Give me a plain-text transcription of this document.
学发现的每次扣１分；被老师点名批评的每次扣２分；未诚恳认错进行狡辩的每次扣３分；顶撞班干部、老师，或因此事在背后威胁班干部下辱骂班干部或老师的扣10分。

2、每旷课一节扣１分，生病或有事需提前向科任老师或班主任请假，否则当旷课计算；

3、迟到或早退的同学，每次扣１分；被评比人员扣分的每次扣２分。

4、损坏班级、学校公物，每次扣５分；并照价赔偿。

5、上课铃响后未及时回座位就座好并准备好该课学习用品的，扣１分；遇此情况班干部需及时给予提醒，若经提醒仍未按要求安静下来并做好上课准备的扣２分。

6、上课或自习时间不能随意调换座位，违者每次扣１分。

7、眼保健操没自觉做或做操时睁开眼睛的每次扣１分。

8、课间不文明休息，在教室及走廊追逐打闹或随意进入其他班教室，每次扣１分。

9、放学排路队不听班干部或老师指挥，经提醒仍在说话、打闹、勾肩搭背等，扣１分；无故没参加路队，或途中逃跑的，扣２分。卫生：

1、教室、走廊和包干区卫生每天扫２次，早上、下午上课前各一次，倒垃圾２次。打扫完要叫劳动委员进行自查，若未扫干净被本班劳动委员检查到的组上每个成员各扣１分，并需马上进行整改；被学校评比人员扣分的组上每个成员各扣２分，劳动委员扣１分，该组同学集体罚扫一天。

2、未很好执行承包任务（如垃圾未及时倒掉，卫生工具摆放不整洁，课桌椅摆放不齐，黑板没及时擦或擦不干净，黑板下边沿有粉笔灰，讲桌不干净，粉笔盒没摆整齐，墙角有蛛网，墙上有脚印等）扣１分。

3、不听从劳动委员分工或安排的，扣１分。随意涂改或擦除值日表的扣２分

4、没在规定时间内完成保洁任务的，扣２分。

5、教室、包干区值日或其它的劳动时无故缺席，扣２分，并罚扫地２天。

---

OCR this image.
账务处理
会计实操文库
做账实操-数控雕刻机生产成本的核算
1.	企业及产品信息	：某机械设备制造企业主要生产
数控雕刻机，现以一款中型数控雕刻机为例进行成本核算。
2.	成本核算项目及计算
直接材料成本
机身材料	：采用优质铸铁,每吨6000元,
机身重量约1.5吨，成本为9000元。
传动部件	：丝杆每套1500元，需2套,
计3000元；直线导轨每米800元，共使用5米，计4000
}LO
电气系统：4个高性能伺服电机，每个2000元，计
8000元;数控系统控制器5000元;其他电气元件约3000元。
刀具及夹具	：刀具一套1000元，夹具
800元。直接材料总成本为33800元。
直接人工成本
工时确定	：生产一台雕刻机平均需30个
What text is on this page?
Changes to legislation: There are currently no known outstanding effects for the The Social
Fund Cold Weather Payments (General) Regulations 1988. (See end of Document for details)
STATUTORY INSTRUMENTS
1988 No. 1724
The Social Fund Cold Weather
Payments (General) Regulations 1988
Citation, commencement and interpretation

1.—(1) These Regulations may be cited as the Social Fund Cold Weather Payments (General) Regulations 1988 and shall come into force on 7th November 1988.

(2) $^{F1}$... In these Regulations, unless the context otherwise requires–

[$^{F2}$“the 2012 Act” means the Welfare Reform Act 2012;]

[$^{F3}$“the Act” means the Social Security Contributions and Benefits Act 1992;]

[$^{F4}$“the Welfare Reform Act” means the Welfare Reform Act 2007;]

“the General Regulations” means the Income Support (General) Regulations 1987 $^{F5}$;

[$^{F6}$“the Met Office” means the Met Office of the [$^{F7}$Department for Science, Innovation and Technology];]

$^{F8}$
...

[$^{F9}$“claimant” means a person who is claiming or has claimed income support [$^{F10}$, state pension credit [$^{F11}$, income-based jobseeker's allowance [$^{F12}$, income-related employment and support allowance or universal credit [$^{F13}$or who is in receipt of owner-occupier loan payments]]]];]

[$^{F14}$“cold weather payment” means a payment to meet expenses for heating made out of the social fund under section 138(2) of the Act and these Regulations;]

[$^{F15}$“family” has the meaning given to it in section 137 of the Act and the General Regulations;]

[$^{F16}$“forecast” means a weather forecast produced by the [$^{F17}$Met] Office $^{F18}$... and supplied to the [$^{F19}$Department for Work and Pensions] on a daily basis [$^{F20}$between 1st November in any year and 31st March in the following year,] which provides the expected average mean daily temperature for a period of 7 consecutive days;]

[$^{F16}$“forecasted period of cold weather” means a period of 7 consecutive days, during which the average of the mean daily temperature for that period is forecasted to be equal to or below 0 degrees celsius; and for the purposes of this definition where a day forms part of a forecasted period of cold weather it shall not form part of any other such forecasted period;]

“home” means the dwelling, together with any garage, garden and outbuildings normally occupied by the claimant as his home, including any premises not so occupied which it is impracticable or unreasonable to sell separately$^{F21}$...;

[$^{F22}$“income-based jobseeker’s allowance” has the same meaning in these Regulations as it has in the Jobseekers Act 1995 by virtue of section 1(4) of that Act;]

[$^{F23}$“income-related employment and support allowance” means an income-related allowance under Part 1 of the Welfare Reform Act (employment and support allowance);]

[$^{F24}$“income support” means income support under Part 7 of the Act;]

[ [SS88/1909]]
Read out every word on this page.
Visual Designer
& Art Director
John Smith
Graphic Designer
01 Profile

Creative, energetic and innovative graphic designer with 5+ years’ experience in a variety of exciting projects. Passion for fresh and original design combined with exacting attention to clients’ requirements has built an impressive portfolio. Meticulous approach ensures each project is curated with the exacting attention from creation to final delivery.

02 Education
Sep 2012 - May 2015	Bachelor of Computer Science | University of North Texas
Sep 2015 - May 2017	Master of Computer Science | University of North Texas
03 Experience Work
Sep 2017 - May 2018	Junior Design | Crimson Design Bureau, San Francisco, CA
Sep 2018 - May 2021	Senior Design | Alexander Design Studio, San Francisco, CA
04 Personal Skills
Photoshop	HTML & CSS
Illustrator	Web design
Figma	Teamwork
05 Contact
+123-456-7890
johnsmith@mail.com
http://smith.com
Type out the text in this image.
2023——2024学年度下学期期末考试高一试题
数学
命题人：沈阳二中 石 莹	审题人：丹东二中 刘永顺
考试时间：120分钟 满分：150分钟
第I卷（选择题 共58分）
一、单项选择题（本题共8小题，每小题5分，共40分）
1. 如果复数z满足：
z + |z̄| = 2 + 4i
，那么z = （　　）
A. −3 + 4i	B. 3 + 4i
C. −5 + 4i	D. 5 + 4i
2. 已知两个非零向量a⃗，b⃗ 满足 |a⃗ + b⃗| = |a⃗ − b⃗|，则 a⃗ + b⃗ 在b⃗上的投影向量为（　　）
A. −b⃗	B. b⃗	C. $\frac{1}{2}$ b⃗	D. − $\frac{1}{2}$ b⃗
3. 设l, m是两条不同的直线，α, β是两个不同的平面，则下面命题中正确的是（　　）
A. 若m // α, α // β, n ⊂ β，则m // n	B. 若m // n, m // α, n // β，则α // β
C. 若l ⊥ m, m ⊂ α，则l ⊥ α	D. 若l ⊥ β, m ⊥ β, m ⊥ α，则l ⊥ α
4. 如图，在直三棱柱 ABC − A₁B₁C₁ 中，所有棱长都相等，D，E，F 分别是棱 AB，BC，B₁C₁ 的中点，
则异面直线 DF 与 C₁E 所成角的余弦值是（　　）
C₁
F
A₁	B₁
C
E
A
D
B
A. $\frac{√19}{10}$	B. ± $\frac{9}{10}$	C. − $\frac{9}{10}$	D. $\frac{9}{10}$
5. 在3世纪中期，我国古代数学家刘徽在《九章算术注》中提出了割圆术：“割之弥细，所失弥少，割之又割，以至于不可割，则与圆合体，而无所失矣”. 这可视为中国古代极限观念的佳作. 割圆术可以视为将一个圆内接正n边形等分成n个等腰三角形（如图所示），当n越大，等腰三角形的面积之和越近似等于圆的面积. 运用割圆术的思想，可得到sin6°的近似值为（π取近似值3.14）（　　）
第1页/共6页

* * *

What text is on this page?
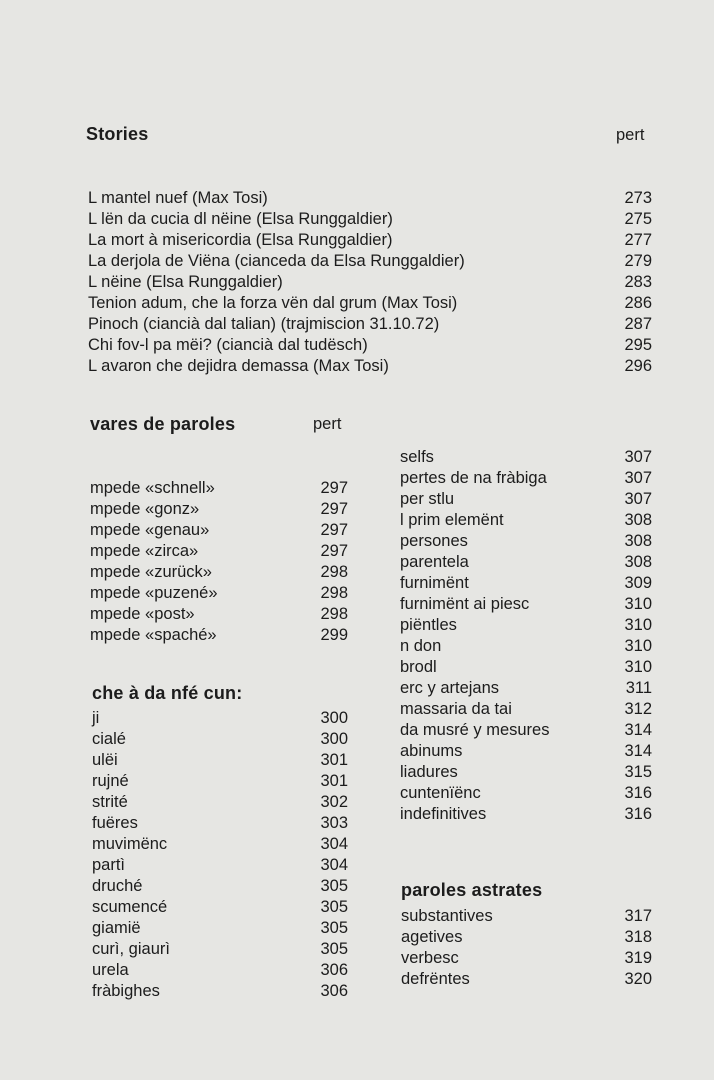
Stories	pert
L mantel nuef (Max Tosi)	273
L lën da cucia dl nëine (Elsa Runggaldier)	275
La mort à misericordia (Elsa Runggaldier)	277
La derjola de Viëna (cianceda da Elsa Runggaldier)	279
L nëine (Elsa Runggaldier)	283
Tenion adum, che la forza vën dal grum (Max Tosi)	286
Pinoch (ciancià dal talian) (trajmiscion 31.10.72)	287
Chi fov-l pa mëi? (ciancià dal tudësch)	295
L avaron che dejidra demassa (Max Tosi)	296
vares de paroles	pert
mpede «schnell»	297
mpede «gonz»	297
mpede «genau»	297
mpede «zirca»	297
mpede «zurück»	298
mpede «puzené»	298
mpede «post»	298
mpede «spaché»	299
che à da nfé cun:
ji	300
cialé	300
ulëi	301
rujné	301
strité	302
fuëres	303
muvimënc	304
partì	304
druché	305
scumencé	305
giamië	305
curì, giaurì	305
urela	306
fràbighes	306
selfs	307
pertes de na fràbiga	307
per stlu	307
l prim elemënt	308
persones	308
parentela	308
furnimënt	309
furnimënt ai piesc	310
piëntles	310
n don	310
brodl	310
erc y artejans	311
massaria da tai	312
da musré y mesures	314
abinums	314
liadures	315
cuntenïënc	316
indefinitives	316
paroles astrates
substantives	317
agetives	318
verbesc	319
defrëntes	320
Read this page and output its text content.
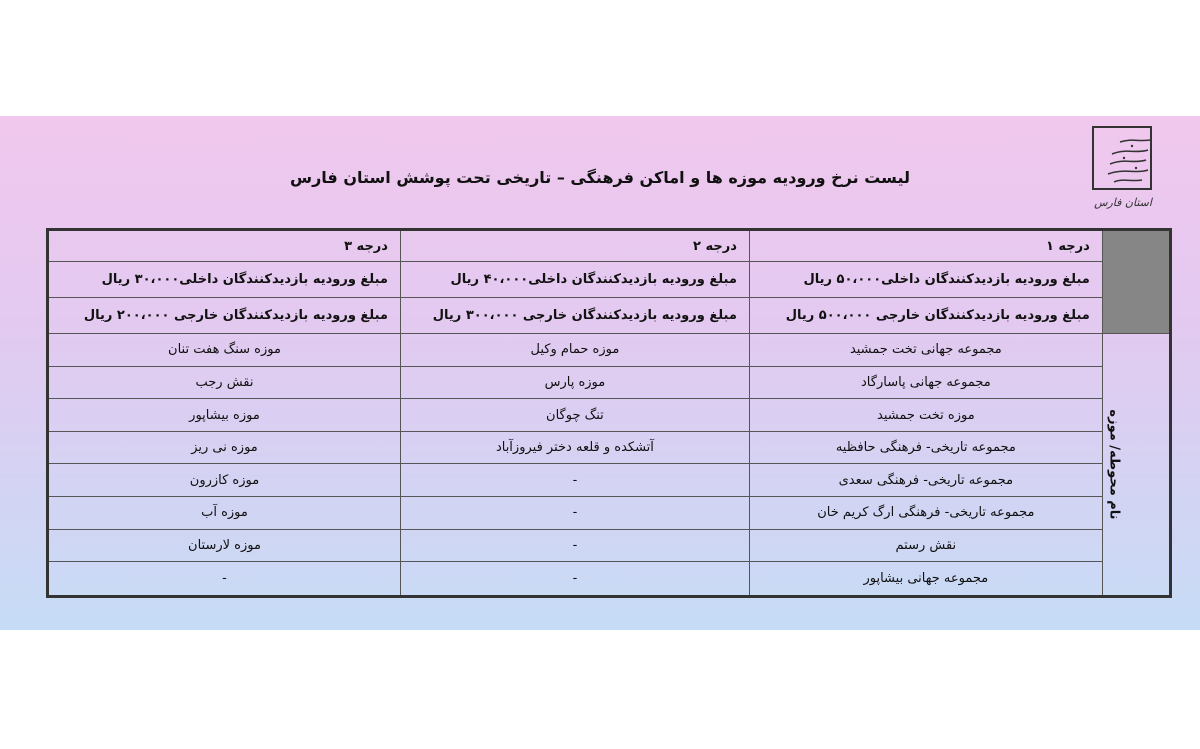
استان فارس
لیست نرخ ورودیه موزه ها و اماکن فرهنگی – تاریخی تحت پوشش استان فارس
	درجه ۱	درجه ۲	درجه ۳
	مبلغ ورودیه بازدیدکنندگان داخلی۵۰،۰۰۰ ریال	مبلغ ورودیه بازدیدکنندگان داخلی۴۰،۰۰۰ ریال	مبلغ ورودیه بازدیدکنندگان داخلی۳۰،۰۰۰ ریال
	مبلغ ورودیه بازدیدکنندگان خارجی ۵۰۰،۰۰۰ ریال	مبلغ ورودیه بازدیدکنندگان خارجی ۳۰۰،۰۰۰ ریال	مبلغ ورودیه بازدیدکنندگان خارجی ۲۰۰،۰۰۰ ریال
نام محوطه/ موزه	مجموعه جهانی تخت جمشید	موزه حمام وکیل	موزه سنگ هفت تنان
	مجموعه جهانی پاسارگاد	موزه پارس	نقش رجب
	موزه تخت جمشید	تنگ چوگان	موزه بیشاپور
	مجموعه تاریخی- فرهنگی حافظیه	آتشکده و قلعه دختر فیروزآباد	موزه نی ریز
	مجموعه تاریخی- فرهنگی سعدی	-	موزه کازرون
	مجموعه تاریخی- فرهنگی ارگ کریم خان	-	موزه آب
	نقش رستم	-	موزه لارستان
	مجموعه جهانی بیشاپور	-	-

_GIVEN INSTRUCTION_
Of all the lines in the listing above, how many contain the word "image"? Answer with the number alone.

_FINISHED TASK_
2